## Set task
The listing below should be copied in full, word for word.

## Records about charts and figures
======
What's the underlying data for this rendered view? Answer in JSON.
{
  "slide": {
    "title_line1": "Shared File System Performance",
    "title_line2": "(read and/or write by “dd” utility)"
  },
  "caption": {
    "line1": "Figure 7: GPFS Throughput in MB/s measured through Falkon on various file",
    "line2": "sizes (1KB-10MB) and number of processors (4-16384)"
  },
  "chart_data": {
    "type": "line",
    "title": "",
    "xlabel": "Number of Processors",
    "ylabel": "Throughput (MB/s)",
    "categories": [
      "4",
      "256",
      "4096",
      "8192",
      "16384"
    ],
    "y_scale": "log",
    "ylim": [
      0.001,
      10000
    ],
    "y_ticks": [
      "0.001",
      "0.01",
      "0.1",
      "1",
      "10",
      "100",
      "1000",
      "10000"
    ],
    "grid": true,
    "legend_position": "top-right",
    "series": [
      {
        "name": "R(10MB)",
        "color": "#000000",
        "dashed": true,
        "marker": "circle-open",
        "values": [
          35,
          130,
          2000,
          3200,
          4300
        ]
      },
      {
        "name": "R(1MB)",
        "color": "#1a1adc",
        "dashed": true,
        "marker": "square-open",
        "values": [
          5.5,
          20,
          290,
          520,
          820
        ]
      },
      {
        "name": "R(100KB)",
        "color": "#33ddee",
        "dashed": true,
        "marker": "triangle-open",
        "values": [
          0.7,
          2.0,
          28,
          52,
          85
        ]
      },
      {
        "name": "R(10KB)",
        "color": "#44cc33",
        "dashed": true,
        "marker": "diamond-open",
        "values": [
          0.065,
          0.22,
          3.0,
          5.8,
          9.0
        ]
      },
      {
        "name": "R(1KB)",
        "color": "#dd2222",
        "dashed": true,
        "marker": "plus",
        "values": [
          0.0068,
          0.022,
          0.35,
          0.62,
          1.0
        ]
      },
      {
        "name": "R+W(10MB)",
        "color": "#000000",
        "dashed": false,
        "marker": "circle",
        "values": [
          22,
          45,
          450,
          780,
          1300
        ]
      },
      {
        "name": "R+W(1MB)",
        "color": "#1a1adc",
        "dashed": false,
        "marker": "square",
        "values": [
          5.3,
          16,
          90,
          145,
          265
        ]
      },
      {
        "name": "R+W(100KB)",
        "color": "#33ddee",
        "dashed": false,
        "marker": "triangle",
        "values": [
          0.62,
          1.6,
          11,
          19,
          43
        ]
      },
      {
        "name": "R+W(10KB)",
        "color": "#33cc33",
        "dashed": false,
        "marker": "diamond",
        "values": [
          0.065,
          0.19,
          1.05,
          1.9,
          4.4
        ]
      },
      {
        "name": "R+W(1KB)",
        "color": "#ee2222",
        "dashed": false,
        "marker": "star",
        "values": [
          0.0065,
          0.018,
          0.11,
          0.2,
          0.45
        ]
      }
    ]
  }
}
======
## Reply
What's the underlying data for this rendered view? Answer in JSON.
{
  "slide": {
    "title_line1": "Shared File System Performance",
    "title_line2": "(read and/or write by “dd” utility)"
  },
  "caption": {
    "line1": "Figure 7: GPFS Throughput in MB/s measured through Falkon on various file",
    "line2": "sizes (1KB-10MB) and number of processors (4-16384)"
  },
  "chart_data": {
    "type": "line",
    "title": "",
    "xlabel": "Number of Processors",
    "ylabel": "Throughput (MB/s)",
    "categories": [
      "4",
      "256",
      "4096",
      "8192",
      "16384"
    ],
    "y_scale": "log",
    "ylim": [
      0.001,
      10000
    ],
    "y_ticks": [
      "0.001",
      "0.01",
      "0.1",
      "1",
      "10",
      "100",
      "1000",
      "10000"
    ],
    "grid": true,
    "legend_position": "top-right",
    "series": [
      {
        "name": "R(10MB)",
        "color": "#000000",
        "dashed": true,
        "marker": "circle-open",
        "values": [
          35,
          130,
          2000,
          3200,
          4300
        ]
      },
      {
        "name": "R(1MB)",
        "color": "#1a1adc",
        "dashed": true,
        "marker": "square-open",
        "values": [
          5.5,
          20,
          290,
          520,
          820
        ]
      },
      {
        "name": "R(100KB)",
        "color": "#33ddee",
        "dashed": true,
        "marker": "triangle-open",
        "values": [
          0.7,
          2.0,
          28,
          52,
          85
        ]
      },
      {
        "name": "R(10KB)",
        "color": "#44cc33",
        "dashed": true,
        "marker": "diamond-open",
        "values": [
          0.065,
          0.22,
          3.0,
          5.8,
          9.0
        ]
      },
      {
        "name": "R(1KB)",
        "color": "#dd2222",
        "dashed": true,
        "marker": "plus",
        "values": [
          0.0068,
          0.022,
          0.35,
          0.62,
          1.0
        ]
      },
      {
        "name": "R+W(10MB)",
        "color": "#000000",
        "dashed": false,
        "marker": "circle",
        "values": [
          22,
          45,
          450,
          780,
          1300
        ]
      },
      {
        "name": "R+W(1MB)",
        "color": "#1a1adc",
        "dashed": false,
        "marker": "square",
        "values": [
          5.3,
          16,
          90,
          145,
          265
        ]
      },
      {
        "name": "R+W(100KB)",
        "color": "#33ddee",
        "dashed": false,
        "marker": "triangle",
        "values": [
          0.62,
          1.6,
          11,
          19,
          43
        ]
      },
      {
        "name": "R+W(10KB)",
        "color": "#33cc33",
        "dashed": false,
        "marker": "diamond",
        "values": [
          0.065,
          0.19,
          1.05,
          1.9,
          4.4
        ]
      },
      {
        "name": "R+W(1KB)",
        "color": "#ee2222",
        "dashed": false,
        "marker": "star",
        "values": [
          0.0065,
          0.018,
          0.11,
          0.2,
          0.45
        ]
      }
    ]
  }
}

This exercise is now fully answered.